* _Exercise objective_:
Copy out, character for character, the part of the entries that opens with the line containing "- blank-line: [145, 743, 813, 768]" and closes with the line containing "- text-line: C.马上到医院看急诊: [145, 150, 283, 169]", including both of those lines. Give only those lines.

# START OF Records to process

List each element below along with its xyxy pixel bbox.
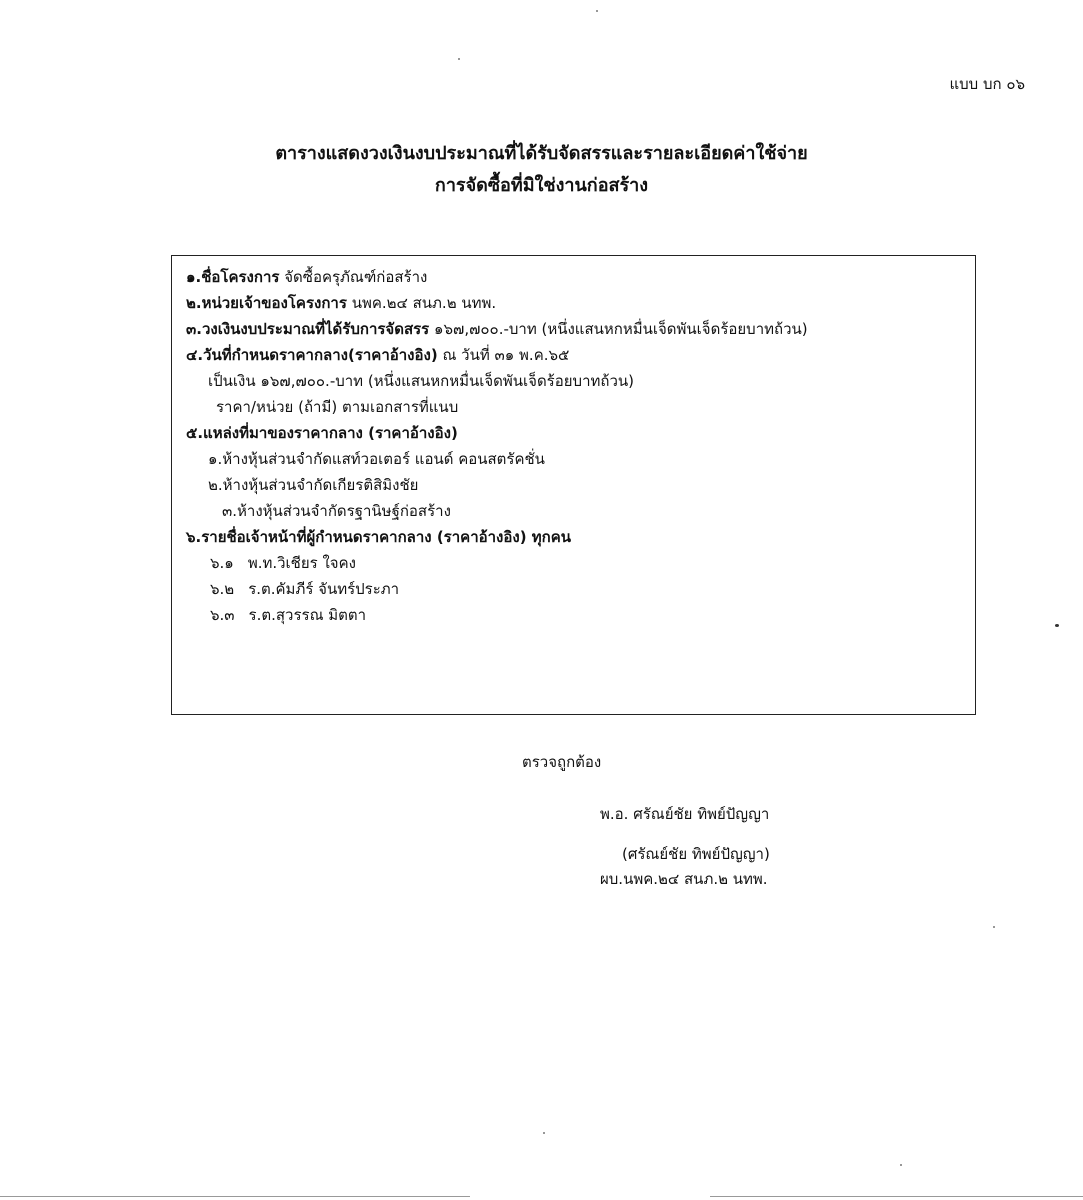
scan-speck xyxy=(543,1132,545,1134)
officer-item xyxy=(186,576,961,602)
title-line-1: ตารางแสดงวงเงินงบประมาณที่ได้รับจัดสรรและรายละเอียดค่าใช้จ่าย xyxy=(275,143,808,164)
reference-date-row xyxy=(186,342,961,368)
officer-item xyxy=(186,550,961,576)
scan-speck xyxy=(993,926,995,928)
sources-label: ๕.แหล่งที่มาของราคากลาง (ราคาอ้างอิง) xyxy=(186,424,458,442)
officer-number: ๖.๑ xyxy=(210,554,234,572)
scan-edge-line xyxy=(0,1196,470,1197)
document-title xyxy=(0,138,1083,202)
officer-name: ร.ต.สุวรรณ มิตตา xyxy=(248,606,367,624)
project-name-label: ๑.ชื่อโครงการ xyxy=(186,268,280,286)
officer-number: ๖.๒ xyxy=(210,580,235,598)
scan-speck xyxy=(596,10,598,12)
officer-number: ๖.๓ xyxy=(210,606,235,624)
amount-text: เป็นเงิน ๑๖๗,๗๐๐.-บาท (หนึ่งแสนหกหมื่นเจ็ดพันเจ็ดร้อยบาทถ้วน) xyxy=(208,372,634,390)
project-info-box xyxy=(171,255,976,715)
signer-name: (ศรัณย์ชัย ทิพย์ปัญญา) xyxy=(622,845,770,863)
form-code: แบบ บก ๐๖ xyxy=(949,75,1025,93)
scan-speck xyxy=(458,58,460,60)
reference-date-label: ๔.วันที่กำหนดราคากลาง(ราคาอ้างอิง) xyxy=(186,346,438,364)
owner-unit-value: นพค.๒๔ สนภ.๒ นทพ. xyxy=(351,294,497,312)
scan-speck xyxy=(1055,624,1059,627)
verification-text: ตรวจถูกต้อง xyxy=(522,753,602,771)
officer-name: พ.ท.วิเชียร ใจคง xyxy=(247,554,356,572)
signer: พ.อ. ศรัณย์ชัย ทิพย์ปัญญา xyxy=(600,805,770,823)
source-item: ๒.ห้างหุ้นส่วนจำกัดเกียรติสิมิงชัย xyxy=(208,476,419,494)
source-item: ๓.ห้างหุ้นส่วนจำกัดรฐานิษฐ์ก่อสร้าง xyxy=(222,502,451,520)
budget-row xyxy=(186,316,961,342)
budget-label: ๓.วงเงินงบประมาณที่ได้รับการจัดสรร xyxy=(186,320,430,338)
source-item: ๑.ห้างหุ้นส่วนจำกัดแสท์วอเตอร์ แอนด์ คอนสตรัคชั่น xyxy=(208,450,545,468)
reference-date-value: ณ วันที่ ๓๑ พ.ค.๖๕ xyxy=(442,346,570,364)
scan-speck xyxy=(900,1164,902,1166)
unit-price-text: ราคา/หน่วย (ถ้ามี) ตามเอกสารที่แนบ xyxy=(216,398,459,416)
project-name-value: จัดซื้อครุภัณฑ์ก่อสร้าง xyxy=(284,268,428,286)
officer-name: ร.ต.คัมภีร์ จันทร์ประภา xyxy=(248,580,400,598)
officers-label: ๖.รายชื่อเจ้าหน้าที่ผู้กำหนดราคากลาง (ราคาอ้างอิง) ทุกคน xyxy=(186,528,572,546)
project-name-row xyxy=(186,264,961,290)
owner-unit-row xyxy=(186,290,961,316)
owner-unit-label: ๒.หน่วยเจ้าของโครงการ xyxy=(186,294,347,312)
signer-position: ผบ.นพค.๒๔ สนภ.๒ นทพ. xyxy=(600,870,768,888)
budget-value: ๑๖๗,๗๐๐.-บาท (หนึ่งแสนหกหมื่นเจ็ดพันเจ็ดร้อยบาทถ้วน) xyxy=(434,320,808,338)
title-line-2: การจัดซื้อที่มิใช่งานก่อสร้าง xyxy=(434,175,649,196)
officer-item xyxy=(186,602,961,628)
scan-edge-line xyxy=(710,1196,1083,1197)
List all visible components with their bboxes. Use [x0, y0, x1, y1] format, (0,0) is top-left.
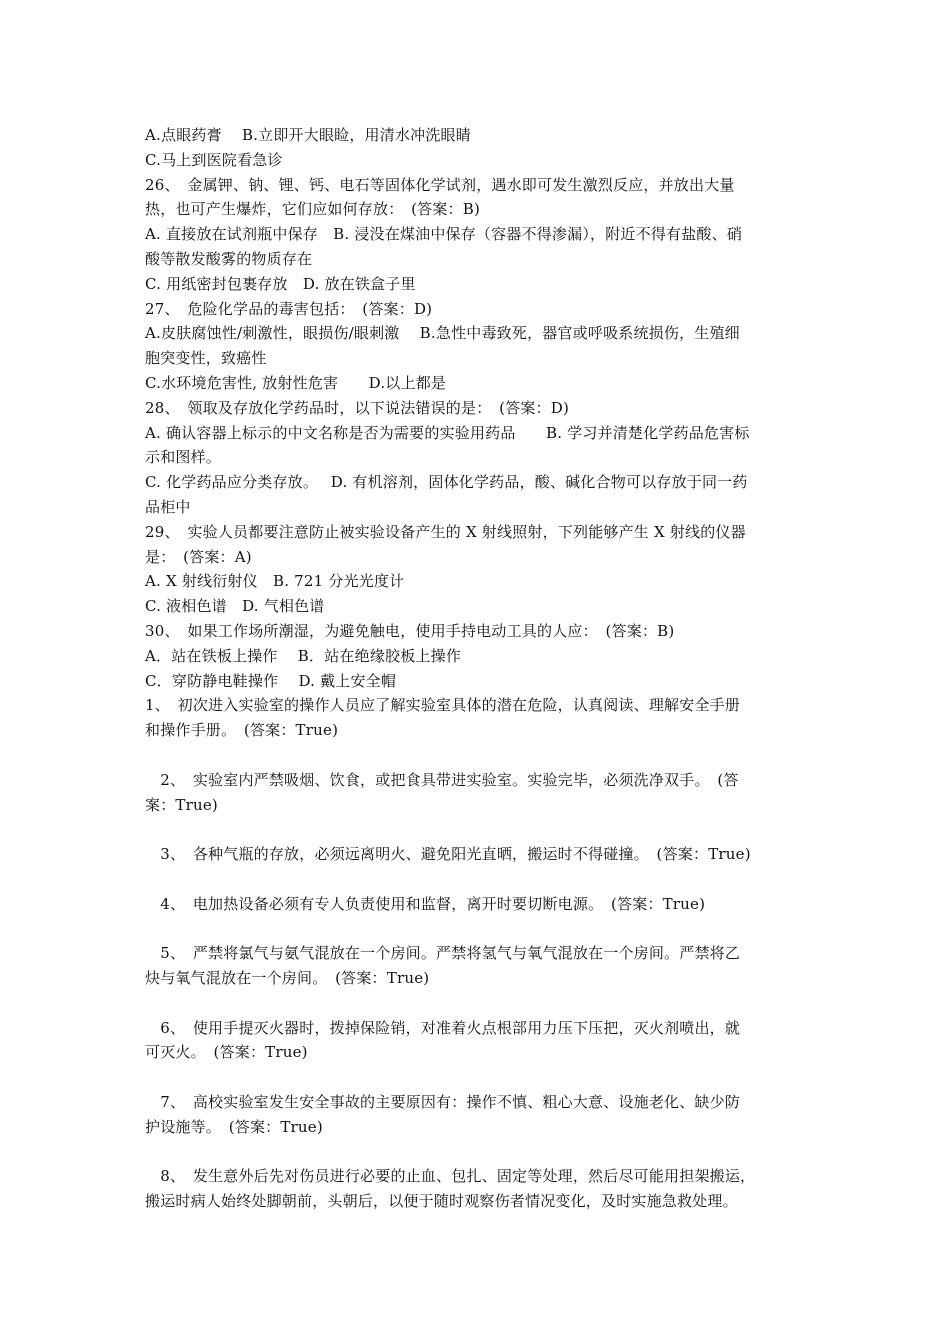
- blank-line: [145, 743, 813, 768]
- text-line: 酸等散发酸雾的物质存在: [145, 249, 313, 268]
- text-line: 8、 发生意外后先对伤员进行必要的止血、包扎、固定等处理，然后尽可能用担架搬运，: [145, 1167, 756, 1186]
- text-line: 案：True): [145, 795, 218, 814]
- text-line: 7、 高校实验室发生安全事故的主要原因有：操作不慎、粗心大意、设施老化、缺少防: [145, 1093, 741, 1112]
- blank-line: [145, 917, 813, 942]
- text-line: 2、 实验室内严禁吸烟、饮食，或把食具带进实验室。实验完毕，必须洗净双手。 (答: [145, 770, 739, 789]
- text-line: C.马上到医院看急诊: [145, 150, 283, 169]
- text-line: A.皮肤腐蚀性/刺激性，眼损伤/眼刺激 B.急性中毒致死，器官或呼吸系统损伤，生殖细: [145, 324, 740, 343]
- text-line: A. 直接放在试剂瓶中保存 B. 浸没在煤油中保存（容器不得渗漏），附近不得有盐酸、硝: [145, 225, 743, 244]
- text-line: 30、 如果工作场所潮湿，为避免触电，使用手持电动工具的人应： (答案：B): [145, 621, 675, 640]
- text-line: 3、 各种气瓶的存放，必须远离明火、避免阳光直晒，搬运时不得碰撞。 (答案：True): [145, 845, 751, 864]
- text-line: 是： (答案：A): [145, 547, 252, 566]
- text-line: A. 确认容器上标示的中文名称是否为需要的实验用药品 B. 学习并清楚化学药品危害标: [145, 423, 750, 442]
- text-line: 26、 金属钾、钠、锂、钙、电石等固体化学试剂，遇水即可发生激烈反应，并放出大量: [145, 175, 735, 194]
- text-line: 27、 危险化学品的毒害包括： (答案：D): [145, 299, 433, 318]
- text-line: 4、 电加热设备必须有专人负责使用和监督，离开时要切断电源。 (答案：True): [145, 894, 706, 913]
- text-line: 和操作手册。 (答案：True): [145, 721, 339, 740]
- text-line: A.点眼药膏 B.立即开大眼睑，用清水冲洗眼睛: [145, 126, 471, 144]
- blank-line: [145, 817, 813, 842]
- text-line: C．穿防静电鞋操作 D. 戴上安全帽: [145, 671, 397, 690]
- text-line: 护设施等。 (答案：True): [145, 1117, 323, 1136]
- text-line: 5、 严禁将氯气与氨气混放在一个房间。严禁将氢气与氧气混放在一个房间。严禁将乙: [145, 944, 741, 963]
- text-line: A. X 射线衍射仪 B. 721 分光光度计: [145, 572, 405, 591]
- text-line: 可灭火。 (答案：True): [145, 1043, 308, 1062]
- text-line: 搬运时病人始终处脚朝前，头朝后，以便于随时观察伤者情况变化，及时实施急救处理。: [145, 1192, 738, 1211]
- document-body: [145, 123, 813, 1214]
- text-line: A．站在铁板上操作 B．站在绝缘胶板上操作: [145, 646, 462, 665]
- text-line: 1、 初次进入实验室的操作人员应了解实验室具体的潜在危险，认真阅读、理解安全手册: [145, 696, 741, 715]
- text-line: 炔与氧气混放在一个房间。 (答案：True): [145, 969, 430, 988]
- text-line: 28、 领取及存放化学药品时，以下说法错误的是： (答案：D): [145, 398, 570, 417]
- text-line: C. 用纸密封包裹存放 D. 放在铁盒子里: [145, 274, 416, 293]
- text-line: C.水环境危害性, 放射性危害 D.以上都是: [145, 373, 447, 392]
- text-line: 品柜中: [145, 497, 191, 516]
- blank-line: [145, 867, 813, 892]
- text-line: 热，也可产生爆炸，它们应如何存放： (答案：B): [145, 200, 481, 219]
- text-line: C. 液相色谱 D. 气相色谱: [145, 597, 325, 616]
- blank-line: [145, 1140, 813, 1165]
- blank-line: [145, 1065, 813, 1090]
- text-line: 29、 实验人员都要注意防止被实验设备产生的 X 射线照射，下列能够产生 X 射线的仪器: [145, 522, 746, 541]
- text-line: 示和图样。: [145, 448, 222, 467]
- text-line: 胞突变性，致癌性: [145, 349, 267, 368]
- text-line: C. 化学药品应分类存放。 D. 有机溶剂，固体化学药品，酸、碱化合物可以存放于同一药: [145, 473, 748, 492]
- text-line: 6、 使用手提灭火器时，拨掉保险销，对准着火点根部用力压下压把，灭火剂喷出，就: [145, 1018, 741, 1037]
- blank-line: [145, 991, 813, 1016]
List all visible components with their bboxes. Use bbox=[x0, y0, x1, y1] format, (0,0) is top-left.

# END OF Records to process

* _Answer below_:
- blank-line: [145, 743, 813, 768]
- text-line: 酸等散发酸雾的物质存在: [145, 249, 313, 268]
- text-line: 8、 发生意外后先对伤员进行必要的止血、包扎、固定等处理，然后尽可能用担架搬运，: [145, 1167, 756, 1186]
- text-line: 案：True): [145, 795, 218, 814]
- text-line: 7、 高校实验室发生安全事故的主要原因有：操作不慎、粗心大意、设施老化、缺少防: [145, 1093, 741, 1112]
- blank-line: [145, 917, 813, 942]
- text-line: 2、 实验室内严禁吸烟、饮食，或把食具带进实验室。实验完毕，必须洗净双手。 (答: [145, 770, 739, 789]
- text-line: C.马上到医院看急诊: [145, 150, 283, 169]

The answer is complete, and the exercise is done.